Problem description
Pick out and copy every line below that has the word "text".

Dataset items
++++++++++

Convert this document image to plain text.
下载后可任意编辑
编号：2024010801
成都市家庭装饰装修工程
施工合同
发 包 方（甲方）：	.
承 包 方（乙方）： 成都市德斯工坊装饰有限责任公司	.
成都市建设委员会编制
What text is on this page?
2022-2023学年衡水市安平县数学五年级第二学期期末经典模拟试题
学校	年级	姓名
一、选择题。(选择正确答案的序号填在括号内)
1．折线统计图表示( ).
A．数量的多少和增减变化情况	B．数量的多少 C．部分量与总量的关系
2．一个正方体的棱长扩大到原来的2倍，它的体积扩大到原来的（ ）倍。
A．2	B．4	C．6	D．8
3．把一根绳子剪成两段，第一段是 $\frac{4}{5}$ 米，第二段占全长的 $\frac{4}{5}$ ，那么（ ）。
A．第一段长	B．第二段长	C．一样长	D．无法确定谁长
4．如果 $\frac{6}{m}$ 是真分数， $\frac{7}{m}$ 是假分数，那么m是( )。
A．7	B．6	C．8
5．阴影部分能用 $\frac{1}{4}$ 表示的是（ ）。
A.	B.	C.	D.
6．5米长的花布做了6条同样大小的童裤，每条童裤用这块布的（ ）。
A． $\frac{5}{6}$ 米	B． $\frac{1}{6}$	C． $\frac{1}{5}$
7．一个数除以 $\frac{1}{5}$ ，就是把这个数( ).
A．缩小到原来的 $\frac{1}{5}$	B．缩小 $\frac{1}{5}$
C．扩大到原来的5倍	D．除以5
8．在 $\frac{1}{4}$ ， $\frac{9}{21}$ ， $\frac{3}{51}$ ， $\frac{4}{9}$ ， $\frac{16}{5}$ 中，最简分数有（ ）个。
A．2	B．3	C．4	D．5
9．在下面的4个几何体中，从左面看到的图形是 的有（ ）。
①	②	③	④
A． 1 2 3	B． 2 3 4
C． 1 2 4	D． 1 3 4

++++++++++

Solution to this problem
Convert this document image to plain text.
What text is on this page?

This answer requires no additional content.